**Aim of the exercise**
Would you extract the whole listing below and retype it exactly?

**Provided data**
--- Start ---

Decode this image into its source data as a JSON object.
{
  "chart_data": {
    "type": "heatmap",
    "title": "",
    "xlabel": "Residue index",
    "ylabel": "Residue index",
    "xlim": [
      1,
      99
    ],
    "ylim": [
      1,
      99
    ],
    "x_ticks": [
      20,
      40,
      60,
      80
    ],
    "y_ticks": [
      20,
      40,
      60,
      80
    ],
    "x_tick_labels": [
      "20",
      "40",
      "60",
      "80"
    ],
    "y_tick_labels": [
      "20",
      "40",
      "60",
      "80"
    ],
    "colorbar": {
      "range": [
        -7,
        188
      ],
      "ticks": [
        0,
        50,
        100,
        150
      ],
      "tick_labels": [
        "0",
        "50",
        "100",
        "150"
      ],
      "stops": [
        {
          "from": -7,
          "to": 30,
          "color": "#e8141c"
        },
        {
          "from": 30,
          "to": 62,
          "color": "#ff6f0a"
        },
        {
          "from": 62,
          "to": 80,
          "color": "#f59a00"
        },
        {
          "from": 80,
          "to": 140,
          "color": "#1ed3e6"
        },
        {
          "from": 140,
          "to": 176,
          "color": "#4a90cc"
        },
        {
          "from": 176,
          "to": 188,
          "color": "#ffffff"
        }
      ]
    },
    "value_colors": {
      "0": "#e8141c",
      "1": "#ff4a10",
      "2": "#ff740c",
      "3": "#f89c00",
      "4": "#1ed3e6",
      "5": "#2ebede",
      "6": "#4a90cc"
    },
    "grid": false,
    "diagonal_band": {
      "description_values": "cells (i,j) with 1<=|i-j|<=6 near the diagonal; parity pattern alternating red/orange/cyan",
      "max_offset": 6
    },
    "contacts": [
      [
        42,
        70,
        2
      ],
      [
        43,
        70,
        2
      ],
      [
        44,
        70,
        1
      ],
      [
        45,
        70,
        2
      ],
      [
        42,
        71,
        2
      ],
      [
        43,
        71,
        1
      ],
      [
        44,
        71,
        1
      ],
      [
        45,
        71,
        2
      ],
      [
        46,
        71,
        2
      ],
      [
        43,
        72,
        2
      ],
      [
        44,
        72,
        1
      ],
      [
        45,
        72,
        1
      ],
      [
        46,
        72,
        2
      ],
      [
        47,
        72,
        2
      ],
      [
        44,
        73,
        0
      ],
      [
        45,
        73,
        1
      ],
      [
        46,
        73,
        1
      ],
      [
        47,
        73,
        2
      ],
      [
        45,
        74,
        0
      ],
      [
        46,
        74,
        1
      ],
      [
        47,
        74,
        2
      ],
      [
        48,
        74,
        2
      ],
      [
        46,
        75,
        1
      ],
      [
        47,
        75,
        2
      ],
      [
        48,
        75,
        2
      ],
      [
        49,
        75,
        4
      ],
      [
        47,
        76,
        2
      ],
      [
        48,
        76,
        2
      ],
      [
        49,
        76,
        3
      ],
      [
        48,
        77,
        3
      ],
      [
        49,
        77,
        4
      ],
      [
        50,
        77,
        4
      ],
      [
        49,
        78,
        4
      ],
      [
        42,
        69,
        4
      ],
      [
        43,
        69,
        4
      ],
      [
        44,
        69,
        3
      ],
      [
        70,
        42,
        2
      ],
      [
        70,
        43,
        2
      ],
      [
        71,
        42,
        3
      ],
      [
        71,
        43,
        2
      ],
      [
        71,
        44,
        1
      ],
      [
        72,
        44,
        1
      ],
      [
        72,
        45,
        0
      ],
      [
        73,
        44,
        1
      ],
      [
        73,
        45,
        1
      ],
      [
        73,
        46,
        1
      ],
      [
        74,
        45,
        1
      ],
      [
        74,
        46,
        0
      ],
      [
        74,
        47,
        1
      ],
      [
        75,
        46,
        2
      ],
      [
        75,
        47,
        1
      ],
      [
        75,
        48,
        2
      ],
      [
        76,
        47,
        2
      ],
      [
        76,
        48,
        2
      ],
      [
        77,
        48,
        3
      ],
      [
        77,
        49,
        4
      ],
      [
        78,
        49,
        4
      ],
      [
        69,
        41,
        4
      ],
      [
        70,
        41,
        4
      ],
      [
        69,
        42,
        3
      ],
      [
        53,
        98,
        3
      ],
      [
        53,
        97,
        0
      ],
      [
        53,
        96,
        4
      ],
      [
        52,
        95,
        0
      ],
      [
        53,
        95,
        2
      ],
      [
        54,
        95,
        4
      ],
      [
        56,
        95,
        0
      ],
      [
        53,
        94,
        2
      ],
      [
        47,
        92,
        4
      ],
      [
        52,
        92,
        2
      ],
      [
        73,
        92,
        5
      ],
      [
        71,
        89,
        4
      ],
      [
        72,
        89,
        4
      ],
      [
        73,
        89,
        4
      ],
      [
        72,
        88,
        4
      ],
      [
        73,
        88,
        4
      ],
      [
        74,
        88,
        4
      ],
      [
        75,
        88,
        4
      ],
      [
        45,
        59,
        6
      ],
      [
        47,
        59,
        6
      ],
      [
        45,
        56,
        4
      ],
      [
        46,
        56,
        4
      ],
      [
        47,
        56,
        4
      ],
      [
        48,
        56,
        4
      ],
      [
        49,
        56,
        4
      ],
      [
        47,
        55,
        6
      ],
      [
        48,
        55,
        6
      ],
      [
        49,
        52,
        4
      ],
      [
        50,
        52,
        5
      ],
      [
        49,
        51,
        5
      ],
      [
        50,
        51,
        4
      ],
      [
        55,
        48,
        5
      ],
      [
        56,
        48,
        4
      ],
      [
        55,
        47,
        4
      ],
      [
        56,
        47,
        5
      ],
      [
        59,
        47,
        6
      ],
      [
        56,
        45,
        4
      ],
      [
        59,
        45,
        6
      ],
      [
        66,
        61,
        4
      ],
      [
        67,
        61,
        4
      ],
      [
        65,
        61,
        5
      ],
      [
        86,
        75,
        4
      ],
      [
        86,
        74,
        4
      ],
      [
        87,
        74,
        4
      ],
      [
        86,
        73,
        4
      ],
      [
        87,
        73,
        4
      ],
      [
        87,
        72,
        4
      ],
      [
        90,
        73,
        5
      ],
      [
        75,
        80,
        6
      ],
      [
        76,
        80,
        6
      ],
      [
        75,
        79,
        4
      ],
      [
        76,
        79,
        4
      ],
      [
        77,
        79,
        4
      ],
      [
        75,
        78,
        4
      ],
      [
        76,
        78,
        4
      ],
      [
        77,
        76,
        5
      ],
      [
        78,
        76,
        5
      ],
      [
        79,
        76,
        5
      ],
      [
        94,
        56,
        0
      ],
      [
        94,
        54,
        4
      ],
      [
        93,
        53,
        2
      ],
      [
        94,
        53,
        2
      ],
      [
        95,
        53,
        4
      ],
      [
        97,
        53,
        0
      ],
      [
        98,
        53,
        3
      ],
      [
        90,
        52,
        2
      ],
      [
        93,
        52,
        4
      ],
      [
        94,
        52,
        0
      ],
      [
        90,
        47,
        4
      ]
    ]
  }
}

--- End ---

**Answer to this problem**
Decode this image into its source data as a JSON object.
{
  "chart_data": {
    "type": "heatmap",
    "title": "",
    "xlabel": "Residue index",
    "ylabel": "Residue index",
    "xlim": [
      1,
      99
    ],
    "ylim": [
      1,
      99
    ],
    "x_ticks": [
      20,
      40,
      60,
      80
    ],
    "y_ticks": [
      20,
      40,
      60,
      80
    ],
    "x_tick_labels": [
      "20",
      "40",
      "60",
      "80"
    ],
    "y_tick_labels": [
      "20",
      "40",
      "60",
      "80"
    ],
    "colorbar": {
      "range": [
        -7,
        188
      ],
      "ticks": [
        0,
        50,
        100,
        150
      ],
      "tick_labels": [
        "0",
        "50",
        "100",
        "150"
      ],
      "stops": [
        {
          "from": -7,
          "to": 30,
          "color": "#e8141c"
        },
        {
          "from": 30,
          "to": 62,
          "color": "#ff6f0a"
        },
        {
          "from": 62,
          "to": 80,
          "color": "#f59a00"
        },
        {
          "from": 80,
          "to": 140,
          "color": "#1ed3e6"
        },
        {
          "from": 140,
          "to": 176,
          "color": "#4a90cc"
        },
        {
          "from": 176,
          "to": 188,
          "color": "#ffffff"
        }
      ]
    },
    "value_colors": {
      "0": "#e8141c",
      "1": "#ff4a10",
      "2": "#ff740c",
      "3": "#f89c00",
      "4": "#1ed3e6",
      "5": "#2ebede",
      "6": "#4a90cc"
    },
    "grid": false,
    "diagonal_band": {
      "description_values": "cells (i,j) with 1<=|i-j|<=6 near the diagonal; parity pattern alternating red/orange/cyan",
      "max_offset": 6
    },
    "contacts": [
      [
        42,
        70,
        2
      ],
      [
        43,
        70,
        2
      ],
      [
        44,
        70,
        1
      ],
      [
        45,
        70,
        2
      ],
      [
        42,
        71,
        2
      ],
      [
        43,
        71,
        1
      ],
      [
        44,
        71,
        1
      ],
      [
        45,
        71,
        2
      ],
      [
        46,
        71,
        2
      ],
      [
        43,
        72,
        2
      ],
      [
        44,
        72,
        1
      ],
      [
        45,
        72,
        1
      ],
      [
        46,
        72,
        2
      ],
      [
        47,
        72,
        2
      ],
      [
        44,
        73,
        0
      ],
      [
        45,
        73,
        1
      ],
      [
        46,
        73,
        1
      ],
      [
        47,
        73,
        2
      ],
      [
        45,
        74,
        0
      ],
      [
        46,
        74,
        1
      ],
      [
        47,
        74,
        2
      ],
      [
        48,
        74,
        2
      ],
      [
        46,
        75,
        1
      ],
      [
        47,
        75,
        2
      ],
      [
        48,
        75,
        2
      ],
      [
        49,
        75,
        4
      ],
      [
        47,
        76,
        2
      ],
      [
        48,
        76,
        2
      ],
      [
        49,
        76,
        3
      ],
      [
        48,
        77,
        3
      ],
      [
        49,
        77,
        4
      ],
      [
        50,
        77,
        4
      ],
      [
        49,
        78,
        4
      ],
      [
        42,
        69,
        4
      ],
      [
        43,
        69,
        4
      ],
      [
        44,
        69,
        3
      ],
      [
        70,
        42,
        2
      ],
      [
        70,
        43,
        2
      ],
      [
        71,
        42,
        3
      ],
      [
        71,
        43,
        2
      ],
      [
        71,
        44,
        1
      ],
      [
        72,
        44,
        1
      ],
      [
        72,
        45,
        0
      ],
      [
        73,
        44,
        1
      ],
      [
        73,
        45,
        1
      ],
      [
        73,
        46,
        1
      ],
      [
        74,
        45,
        1
      ],
      [
        74,
        46,
        0
      ],
      [
        74,
        47,
        1
      ],
      [
        75,
        46,
        2
      ],
      [
        75,
        47,
        1
      ],
      [
        75,
        48,
        2
      ],
      [
        76,
        47,
        2
      ],
      [
        76,
        48,
        2
      ],
      [
        77,
        48,
        3
      ],
      [
        77,
        49,
        4
      ],
      [
        78,
        49,
        4
      ],
      [
        69,
        41,
        4
      ],
      [
        70,
        41,
        4
      ],
      [
        69,
        42,
        3
      ],
      [
        53,
        98,
        3
      ],
      [
        53,
        97,
        0
      ],
      [
        53,
        96,
        4
      ],
      [
        52,
        95,
        0
      ],
      [
        53,
        95,
        2
      ],
      [
        54,
        95,
        4
      ],
      [
        56,
        95,
        0
      ],
      [
        53,
        94,
        2
      ],
      [
        47,
        92,
        4
      ],
      [
        52,
        92,
        2
      ],
      [
        73,
        92,
        5
      ],
      [
        71,
        89,
        4
      ],
      [
        72,
        89,
        4
      ],
      [
        73,
        89,
        4
      ],
      [
        72,
        88,
        4
      ],
      [
        73,
        88,
        4
      ],
      [
        74,
        88,
        4
      ],
      [
        75,
        88,
        4
      ],
      [
        45,
        59,
        6
      ],
      [
        47,
        59,
        6
      ],
      [
        45,
        56,
        4
      ],
      [
        46,
        56,
        4
      ],
      [
        47,
        56,
        4
      ],
      [
        48,
        56,
        4
      ],
      [
        49,
        56,
        4
      ],
      [
        47,
        55,
        6
      ],
      [
        48,
        55,
        6
      ],
      [
        49,
        52,
        4
      ],
      [
        50,
        52,
        5
      ],
      [
        49,
        51,
        5
      ],
      [
        50,
        51,
        4
      ],
      [
        55,
        48,
        5
      ],
      [
        56,
        48,
        4
      ],
      [
        55,
        47,
        4
      ],
      [
        56,
        47,
        5
      ],
      [
        59,
        47,
        6
      ],
      [
        56,
        45,
        4
      ],
      [
        59,
        45,
        6
      ],
      [
        66,
        61,
        4
      ],
      [
        67,
        61,
        4
      ],
      [
        65,
        61,
        5
      ],
      [
        86,
        75,
        4
      ],
      [
        86,
        74,
        4
      ],
      [
        87,
        74,
        4
      ],
      [
        86,
        73,
        4
      ],
      [
        87,
        73,
        4
      ],
      [
        87,
        72,
        4
      ],
      [
        90,
        73,
        5
      ],
      [
        75,
        80,
        6
      ],
      [
        76,
        80,
        6
      ],
      [
        75,
        79,
        4
      ],
      [
        76,
        79,
        4
      ],
      [
        77,
        79,
        4
      ],
      [
        75,
        78,
        4
      ],
      [
        76,
        78,
        4
      ],
      [
        77,
        76,
        5
      ],
      [
        78,
        76,
        5
      ],
      [
        79,
        76,
        5
      ],
      [
        94,
        56,
        0
      ],
      [
        94,
        54,
        4
      ],
      [
        93,
        53,
        2
      ],
      [
        94,
        53,
        2
      ],
      [
        95,
        53,
        4
      ],
      [
        97,
        53,
        0
      ],
      [
        98,
        53,
        3
      ],
      [
        90,
        52,
        2
      ],
      [
        93,
        52,
        4
      ],
      [
        94,
        52,
        0
      ],
      [
        90,
        47,
        4
      ]
    ]
  }
}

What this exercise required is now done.